* [PROBLEM TO WORK ON]
From the entries below, gather every line containing the string "More".

(Extracted records)
+ + + + + + +

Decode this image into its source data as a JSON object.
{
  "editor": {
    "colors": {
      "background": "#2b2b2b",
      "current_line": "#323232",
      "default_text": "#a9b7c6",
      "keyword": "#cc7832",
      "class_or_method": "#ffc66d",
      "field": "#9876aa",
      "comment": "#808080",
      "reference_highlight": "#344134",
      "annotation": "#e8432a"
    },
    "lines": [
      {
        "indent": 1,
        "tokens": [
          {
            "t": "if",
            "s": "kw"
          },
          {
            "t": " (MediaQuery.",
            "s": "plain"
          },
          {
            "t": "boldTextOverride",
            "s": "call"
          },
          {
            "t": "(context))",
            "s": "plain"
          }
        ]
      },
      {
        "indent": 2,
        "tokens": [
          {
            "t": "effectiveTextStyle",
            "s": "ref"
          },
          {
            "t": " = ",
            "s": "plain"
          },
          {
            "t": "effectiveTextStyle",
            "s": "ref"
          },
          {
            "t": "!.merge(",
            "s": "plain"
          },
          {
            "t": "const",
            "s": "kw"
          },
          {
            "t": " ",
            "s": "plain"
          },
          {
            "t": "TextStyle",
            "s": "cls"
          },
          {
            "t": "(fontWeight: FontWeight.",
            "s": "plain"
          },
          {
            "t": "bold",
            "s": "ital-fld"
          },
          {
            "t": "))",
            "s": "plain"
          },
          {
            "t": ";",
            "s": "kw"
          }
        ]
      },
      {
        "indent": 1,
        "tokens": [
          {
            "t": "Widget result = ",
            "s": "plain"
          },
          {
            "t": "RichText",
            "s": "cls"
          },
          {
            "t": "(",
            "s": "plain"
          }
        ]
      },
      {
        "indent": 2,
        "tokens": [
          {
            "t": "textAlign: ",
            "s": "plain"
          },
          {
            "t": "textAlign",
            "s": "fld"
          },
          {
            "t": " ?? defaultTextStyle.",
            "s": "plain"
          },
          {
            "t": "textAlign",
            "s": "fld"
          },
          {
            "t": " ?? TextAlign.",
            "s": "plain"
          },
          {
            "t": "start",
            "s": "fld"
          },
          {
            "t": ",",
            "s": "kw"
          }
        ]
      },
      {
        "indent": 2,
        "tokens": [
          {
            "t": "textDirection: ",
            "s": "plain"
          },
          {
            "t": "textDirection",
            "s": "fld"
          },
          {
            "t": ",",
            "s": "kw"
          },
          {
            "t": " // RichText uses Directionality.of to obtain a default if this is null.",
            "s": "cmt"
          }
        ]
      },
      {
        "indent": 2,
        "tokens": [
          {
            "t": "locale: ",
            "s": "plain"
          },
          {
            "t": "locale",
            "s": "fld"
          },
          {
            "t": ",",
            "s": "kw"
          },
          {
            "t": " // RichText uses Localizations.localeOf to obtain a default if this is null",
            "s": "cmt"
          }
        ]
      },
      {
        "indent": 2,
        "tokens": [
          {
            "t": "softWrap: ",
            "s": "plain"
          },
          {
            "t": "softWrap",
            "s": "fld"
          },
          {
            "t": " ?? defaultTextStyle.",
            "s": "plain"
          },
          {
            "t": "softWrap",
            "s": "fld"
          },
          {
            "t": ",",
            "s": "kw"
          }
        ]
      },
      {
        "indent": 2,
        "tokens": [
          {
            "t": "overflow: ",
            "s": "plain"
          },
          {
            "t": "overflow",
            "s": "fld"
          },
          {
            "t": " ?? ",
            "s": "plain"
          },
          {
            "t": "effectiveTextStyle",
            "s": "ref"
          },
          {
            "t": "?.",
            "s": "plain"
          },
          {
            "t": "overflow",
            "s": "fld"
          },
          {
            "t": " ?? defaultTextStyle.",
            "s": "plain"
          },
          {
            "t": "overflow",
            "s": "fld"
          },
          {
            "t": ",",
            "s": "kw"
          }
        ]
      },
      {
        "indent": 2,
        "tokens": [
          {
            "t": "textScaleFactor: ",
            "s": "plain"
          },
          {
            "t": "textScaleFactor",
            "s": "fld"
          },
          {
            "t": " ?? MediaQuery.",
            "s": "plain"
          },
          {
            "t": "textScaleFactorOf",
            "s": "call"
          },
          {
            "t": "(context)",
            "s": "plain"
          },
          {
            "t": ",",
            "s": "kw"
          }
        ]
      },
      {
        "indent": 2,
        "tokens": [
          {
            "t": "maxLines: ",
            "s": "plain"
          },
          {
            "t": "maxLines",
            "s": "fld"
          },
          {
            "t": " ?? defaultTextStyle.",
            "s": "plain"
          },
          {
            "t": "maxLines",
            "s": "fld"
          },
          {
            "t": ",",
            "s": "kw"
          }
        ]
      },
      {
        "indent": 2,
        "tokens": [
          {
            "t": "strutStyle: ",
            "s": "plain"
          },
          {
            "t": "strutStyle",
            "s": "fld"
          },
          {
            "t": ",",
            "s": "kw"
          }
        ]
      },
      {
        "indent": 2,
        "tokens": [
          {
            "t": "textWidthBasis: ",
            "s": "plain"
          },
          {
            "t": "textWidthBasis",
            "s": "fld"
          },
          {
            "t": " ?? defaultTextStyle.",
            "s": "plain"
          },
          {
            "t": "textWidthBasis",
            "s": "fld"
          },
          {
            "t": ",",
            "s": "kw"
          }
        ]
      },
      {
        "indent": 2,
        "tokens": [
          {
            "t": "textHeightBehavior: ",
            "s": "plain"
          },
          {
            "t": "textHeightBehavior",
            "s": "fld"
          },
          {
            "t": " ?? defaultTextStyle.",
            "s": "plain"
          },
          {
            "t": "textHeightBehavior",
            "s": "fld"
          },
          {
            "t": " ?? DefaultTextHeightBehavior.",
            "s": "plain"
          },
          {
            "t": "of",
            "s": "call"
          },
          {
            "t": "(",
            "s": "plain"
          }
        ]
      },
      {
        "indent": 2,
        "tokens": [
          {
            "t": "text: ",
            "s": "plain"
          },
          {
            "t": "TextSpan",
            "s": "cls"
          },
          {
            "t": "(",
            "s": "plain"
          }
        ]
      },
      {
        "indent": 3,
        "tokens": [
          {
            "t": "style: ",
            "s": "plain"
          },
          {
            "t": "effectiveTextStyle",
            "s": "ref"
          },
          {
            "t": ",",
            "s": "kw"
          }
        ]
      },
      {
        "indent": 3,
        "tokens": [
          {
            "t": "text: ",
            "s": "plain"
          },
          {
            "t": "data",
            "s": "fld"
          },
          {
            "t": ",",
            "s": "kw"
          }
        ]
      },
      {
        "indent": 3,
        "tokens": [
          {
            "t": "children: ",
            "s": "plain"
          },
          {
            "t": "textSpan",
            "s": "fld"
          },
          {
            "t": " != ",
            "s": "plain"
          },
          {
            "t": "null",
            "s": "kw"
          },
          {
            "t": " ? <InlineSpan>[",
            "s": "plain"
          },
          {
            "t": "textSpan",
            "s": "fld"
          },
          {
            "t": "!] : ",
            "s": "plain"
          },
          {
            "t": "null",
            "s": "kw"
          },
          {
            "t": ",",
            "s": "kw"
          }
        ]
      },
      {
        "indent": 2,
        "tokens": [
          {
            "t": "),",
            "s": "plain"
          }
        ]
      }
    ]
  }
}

+ + + + + + +

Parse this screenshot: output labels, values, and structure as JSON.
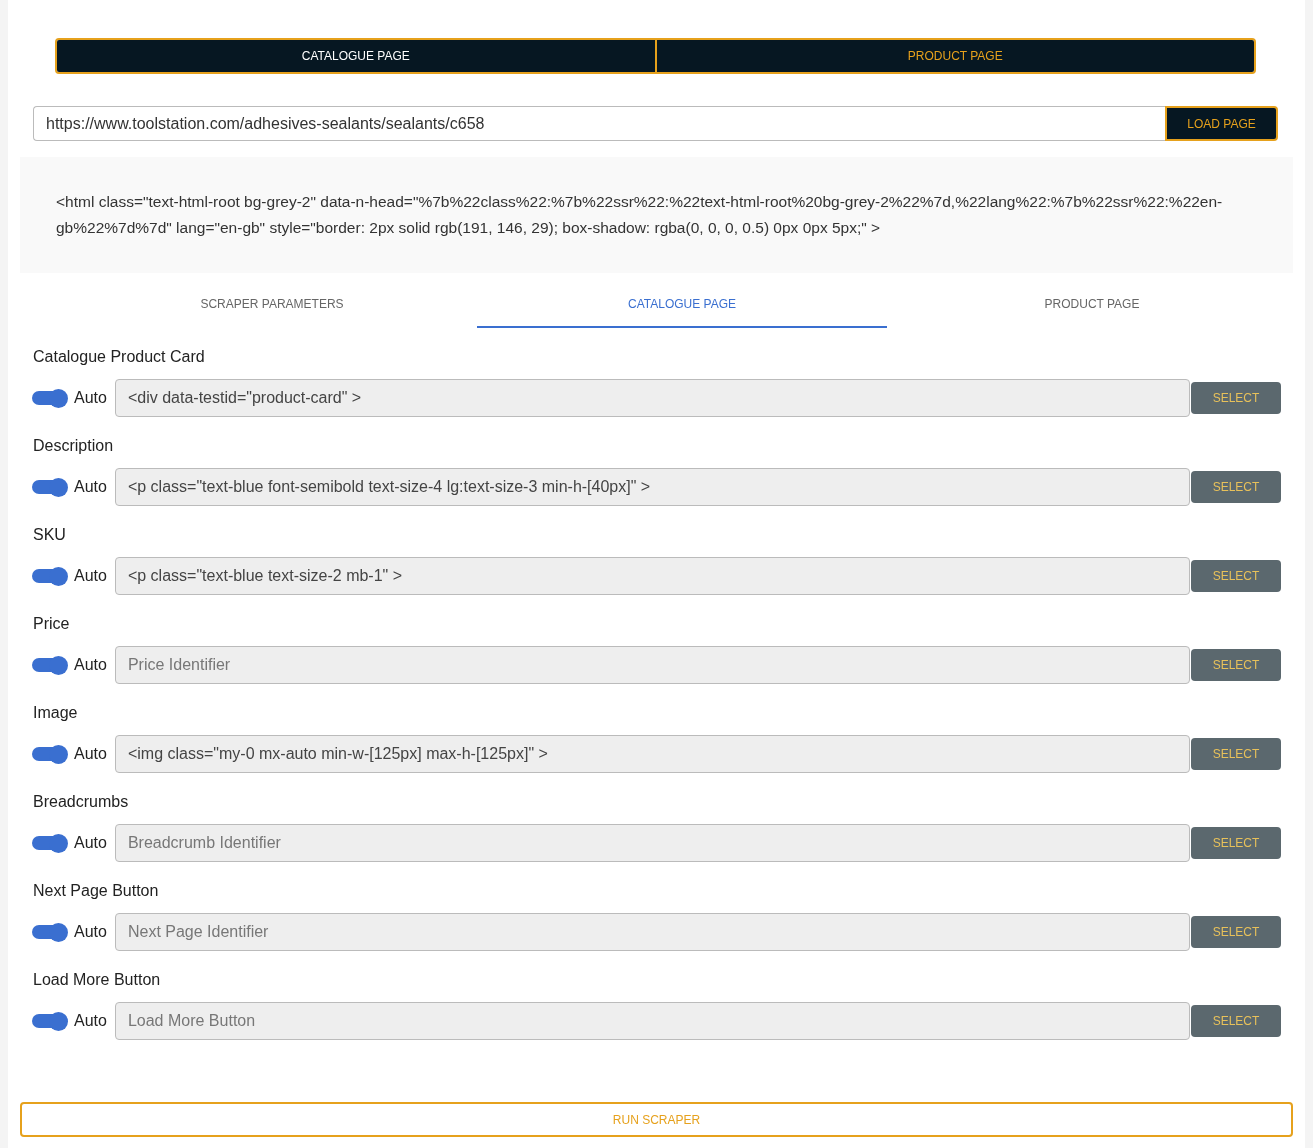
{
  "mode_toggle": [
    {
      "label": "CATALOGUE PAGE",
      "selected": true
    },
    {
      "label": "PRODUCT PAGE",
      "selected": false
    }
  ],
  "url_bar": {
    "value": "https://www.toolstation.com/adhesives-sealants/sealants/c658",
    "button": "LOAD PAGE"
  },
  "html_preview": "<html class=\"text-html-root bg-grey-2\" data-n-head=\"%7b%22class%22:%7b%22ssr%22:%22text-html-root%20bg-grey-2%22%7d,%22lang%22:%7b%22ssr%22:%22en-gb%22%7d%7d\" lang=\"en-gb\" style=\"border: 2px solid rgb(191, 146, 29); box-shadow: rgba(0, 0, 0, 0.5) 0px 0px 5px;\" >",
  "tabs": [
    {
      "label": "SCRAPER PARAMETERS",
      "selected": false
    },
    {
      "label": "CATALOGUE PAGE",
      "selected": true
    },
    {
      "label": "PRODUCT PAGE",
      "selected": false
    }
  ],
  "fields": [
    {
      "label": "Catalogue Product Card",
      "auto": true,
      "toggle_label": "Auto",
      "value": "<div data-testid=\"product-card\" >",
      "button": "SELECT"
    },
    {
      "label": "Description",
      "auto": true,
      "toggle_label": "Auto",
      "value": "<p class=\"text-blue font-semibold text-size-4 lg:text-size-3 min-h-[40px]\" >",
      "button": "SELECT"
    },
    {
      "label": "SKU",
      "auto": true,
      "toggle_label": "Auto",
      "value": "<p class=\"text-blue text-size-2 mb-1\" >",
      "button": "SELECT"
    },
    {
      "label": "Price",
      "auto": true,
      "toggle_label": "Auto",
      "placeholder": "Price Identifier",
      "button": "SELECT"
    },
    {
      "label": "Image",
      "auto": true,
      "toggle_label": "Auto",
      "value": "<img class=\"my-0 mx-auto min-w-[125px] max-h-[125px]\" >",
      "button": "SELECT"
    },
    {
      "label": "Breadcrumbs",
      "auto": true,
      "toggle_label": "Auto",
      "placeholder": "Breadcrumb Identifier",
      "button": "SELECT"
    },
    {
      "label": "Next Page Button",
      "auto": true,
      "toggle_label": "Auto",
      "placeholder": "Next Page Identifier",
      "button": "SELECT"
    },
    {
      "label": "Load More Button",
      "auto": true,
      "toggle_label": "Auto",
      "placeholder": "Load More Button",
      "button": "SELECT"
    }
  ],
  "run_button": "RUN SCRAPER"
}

+ + + + + + +

* [TASK ANSWER]
      "label": "Load More Button",
      "placeholder": "Load More Button",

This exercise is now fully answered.